■ To do ■
A faithful transcription of all the data is required.
++++++++++
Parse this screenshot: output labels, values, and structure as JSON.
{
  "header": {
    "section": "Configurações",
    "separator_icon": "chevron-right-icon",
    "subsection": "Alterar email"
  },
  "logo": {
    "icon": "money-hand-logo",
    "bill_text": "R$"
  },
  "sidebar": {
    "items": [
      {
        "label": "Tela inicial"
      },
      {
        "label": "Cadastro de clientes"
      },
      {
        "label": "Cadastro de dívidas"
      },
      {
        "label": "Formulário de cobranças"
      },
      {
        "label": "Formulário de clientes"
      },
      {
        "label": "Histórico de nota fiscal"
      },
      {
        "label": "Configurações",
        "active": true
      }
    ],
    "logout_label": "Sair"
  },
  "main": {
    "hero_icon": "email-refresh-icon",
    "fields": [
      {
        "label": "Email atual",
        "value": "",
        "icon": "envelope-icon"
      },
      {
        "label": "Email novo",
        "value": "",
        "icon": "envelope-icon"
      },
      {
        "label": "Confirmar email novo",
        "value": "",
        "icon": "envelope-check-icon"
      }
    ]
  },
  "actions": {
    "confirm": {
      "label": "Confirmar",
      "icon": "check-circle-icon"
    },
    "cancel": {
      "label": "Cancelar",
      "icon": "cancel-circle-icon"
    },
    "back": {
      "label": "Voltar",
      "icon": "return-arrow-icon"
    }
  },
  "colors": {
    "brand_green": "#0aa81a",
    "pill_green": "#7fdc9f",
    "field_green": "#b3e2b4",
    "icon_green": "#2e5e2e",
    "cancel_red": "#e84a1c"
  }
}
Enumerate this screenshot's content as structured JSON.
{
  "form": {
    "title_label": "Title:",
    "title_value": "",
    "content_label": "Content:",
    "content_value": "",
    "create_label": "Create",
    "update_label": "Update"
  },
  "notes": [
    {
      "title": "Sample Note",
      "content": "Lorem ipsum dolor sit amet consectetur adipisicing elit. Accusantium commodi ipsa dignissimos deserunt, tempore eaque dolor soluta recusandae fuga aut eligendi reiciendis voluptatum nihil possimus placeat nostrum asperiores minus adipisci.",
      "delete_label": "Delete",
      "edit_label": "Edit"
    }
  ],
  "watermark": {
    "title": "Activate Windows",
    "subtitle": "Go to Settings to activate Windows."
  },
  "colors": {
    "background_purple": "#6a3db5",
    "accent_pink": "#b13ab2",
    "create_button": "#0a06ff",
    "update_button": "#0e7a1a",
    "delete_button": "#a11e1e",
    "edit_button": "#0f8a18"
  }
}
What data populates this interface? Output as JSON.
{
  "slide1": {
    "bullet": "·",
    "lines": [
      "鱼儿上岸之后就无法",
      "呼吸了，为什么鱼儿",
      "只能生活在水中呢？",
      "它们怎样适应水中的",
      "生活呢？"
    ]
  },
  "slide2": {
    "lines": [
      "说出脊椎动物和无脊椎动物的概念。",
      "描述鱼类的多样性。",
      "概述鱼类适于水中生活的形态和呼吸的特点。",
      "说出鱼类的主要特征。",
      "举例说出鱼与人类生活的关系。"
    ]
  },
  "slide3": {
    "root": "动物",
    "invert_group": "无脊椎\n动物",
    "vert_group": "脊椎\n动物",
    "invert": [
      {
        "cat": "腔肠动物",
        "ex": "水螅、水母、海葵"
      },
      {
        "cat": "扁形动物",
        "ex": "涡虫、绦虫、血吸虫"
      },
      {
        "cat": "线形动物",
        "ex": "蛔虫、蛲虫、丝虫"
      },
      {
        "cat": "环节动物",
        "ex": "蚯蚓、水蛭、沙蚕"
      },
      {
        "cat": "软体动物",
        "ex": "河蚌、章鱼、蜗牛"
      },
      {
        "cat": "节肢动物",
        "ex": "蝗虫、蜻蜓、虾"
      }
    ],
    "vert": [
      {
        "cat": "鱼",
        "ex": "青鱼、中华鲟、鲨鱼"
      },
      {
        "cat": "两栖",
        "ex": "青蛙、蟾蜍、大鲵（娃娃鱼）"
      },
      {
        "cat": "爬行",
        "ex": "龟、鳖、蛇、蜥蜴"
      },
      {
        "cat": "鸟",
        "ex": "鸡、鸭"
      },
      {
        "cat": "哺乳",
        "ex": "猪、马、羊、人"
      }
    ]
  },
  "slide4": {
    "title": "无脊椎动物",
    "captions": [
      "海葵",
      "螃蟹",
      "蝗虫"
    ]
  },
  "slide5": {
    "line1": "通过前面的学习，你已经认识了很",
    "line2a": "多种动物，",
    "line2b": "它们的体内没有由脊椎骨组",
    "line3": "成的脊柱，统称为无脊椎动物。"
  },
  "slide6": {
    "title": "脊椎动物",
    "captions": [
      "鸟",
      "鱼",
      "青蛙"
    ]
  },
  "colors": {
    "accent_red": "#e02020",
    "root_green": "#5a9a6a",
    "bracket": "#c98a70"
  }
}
++++++++++
■ Written solution ■
Parse this screenshot: output labels, values, and structure as JSON.
{
  "header": {
    "section": "Configurações",
    "separator_icon": "chevron-right-icon",
    "subsection": "Alterar email"
  },
  "logo": {
    "icon": "money-hand-logo",
    "bill_text": "R$"
  },
  "sidebar": {
    "items": [
      {
        "label": "Tela inicial"
      },
      {
        "label": "Cadastro de clientes"
      },
      {
        "label": "Cadastro de dívidas"
      },
      {
        "label": "Formulário de cobranças"
      },
      {
        "label": "Formulário de clientes"
      },
      {
        "label": "Histórico de nota fiscal"
      },
      {
        "label": "Configurações",
        "active": true
      }
    ],
    "logout_label": "Sair"
  },
  "main": {
    "hero_icon": "email-refresh-icon",
    "fields": [
      {
        "label": "Email atual",
        "value": "",
        "icon": "envelope-icon"
      },
      {
        "label": "Email novo",
        "value": "",
        "icon": "envelope-icon"
      },
      {
        "label": "Confirmar email novo",
        "value": "",
        "icon": "envelope-check-icon"
      }
    ]
  },
  "actions": {
    "confirm": {
      "label": "Confirmar",
      "icon": "check-circle-icon"
    },
    "cancel": {
      "label": "Cancelar",
      "icon": "cancel-circle-icon"
    },
    "back": {
      "label": "Voltar",
      "icon": "return-arrow-icon"
    }
  },
  "colors": {
    "brand_green": "#0aa81a",
    "pill_green": "#7fdc9f",
    "field_green": "#b3e2b4",
    "icon_green": "#2e5e2e",
    "cancel_red": "#e84a1c"
  }
}
Enumerate this screenshot's content as structured JSON.
{
  "form": {
    "title_label": "Title:",
    "title_value": "",
    "content_label": "Content:",
    "content_value": "",
    "create_label": "Create",
    "update_label": "Update"
  },
  "notes": [
    {
      "title": "Sample Note",
      "content": "Lorem ipsum dolor sit amet consectetur adipisicing elit. Accusantium commodi ipsa dignissimos deserunt, tempore eaque dolor soluta recusandae fuga aut eligendi reiciendis voluptatum nihil possimus placeat nostrum asperiores minus adipisci.",
      "delete_label": "Delete",
      "edit_label": "Edit"
    }
  ],
  "watermark": {
    "title": "Activate Windows",
    "subtitle": "Go to Settings to activate Windows."
  },
  "colors": {
    "background_purple": "#6a3db5",
    "accent_pink": "#b13ab2",
    "create_button": "#0a06ff",
    "update_button": "#0e7a1a",
    "delete_button": "#a11e1e",
    "edit_button": "#0f8a18"
  }
}
What data populates this interface? Output as JSON.
{
  "slide1": {
    "bullet": "·",
    "lines": [
      "鱼儿上岸之后就无法",
      "呼吸了，为什么鱼儿",
      "只能生活在水中呢？",
      "它们怎样适应水中的",
      "生活呢？"
    ]
  },
  "slide2": {
    "lines": [
      "说出脊椎动物和无脊椎动物的概念。",
      "描述鱼类的多样性。",
      "概述鱼类适于水中生活的形态和呼吸的特点。",
      "说出鱼类的主要特征。",
      "举例说出鱼与人类生活的关系。"
    ]
  },
  "slide3": {
    "root": "动物",
    "invert_group": "无脊椎\n动物",
    "vert_group": "脊椎\n动物",
    "invert": [
      {
        "cat": "腔肠动物",
        "ex": "水螅、水母、海葵"
      },
      {
        "cat": "扁形动物",
        "ex": "涡虫、绦虫、血吸虫"
      },
      {
        "cat": "线形动物",
        "ex": "蛔虫、蛲虫、丝虫"
      },
      {
        "cat": "环节动物",
        "ex": "蚯蚓、水蛭、沙蚕"
      },
      {
        "cat": "软体动物",
        "ex": "河蚌、章鱼、蜗牛"
      },
      {
        "cat": "节肢动物",
        "ex": "蝗虫、蜻蜓、虾"
      }
    ],
    "vert": [
      {
        "cat": "鱼",
        "ex": "青鱼、中华鲟、鲨鱼"
      },
      {
        "cat": "两栖",
        "ex": "青蛙、蟾蜍、大鲵（娃娃鱼）"
      },
      {
        "cat": "爬行",
        "ex": "龟、鳖、蛇、蜥蜴"
      },
      {
        "cat": "鸟",
        "ex": "鸡、鸭"
      },
      {
        "cat": "哺乳",
        "ex": "猪、马、羊、人"
      }
    ]
  },
  "slide4": {
    "title": "无脊椎动物",
    "captions": [
      "海葵",
      "螃蟹",
      "蝗虫"
    ]
  },
  "slide5": {
    "line1": "通过前面的学习，你已经认识了很",
    "line2a": "多种动物，",
    "line2b": "它们的体内没有由脊椎骨组",
    "line3": "成的脊柱，统称为无脊椎动物。"
  },
  "slide6": {
    "title": "脊椎动物",
    "captions": [
      "鸟",
      "鱼",
      "青蛙"
    ]
  },
  "colors": {
    "accent_red": "#e02020",
    "root_green": "#5a9a6a",
    "bracket": "#c98a70"
  }
}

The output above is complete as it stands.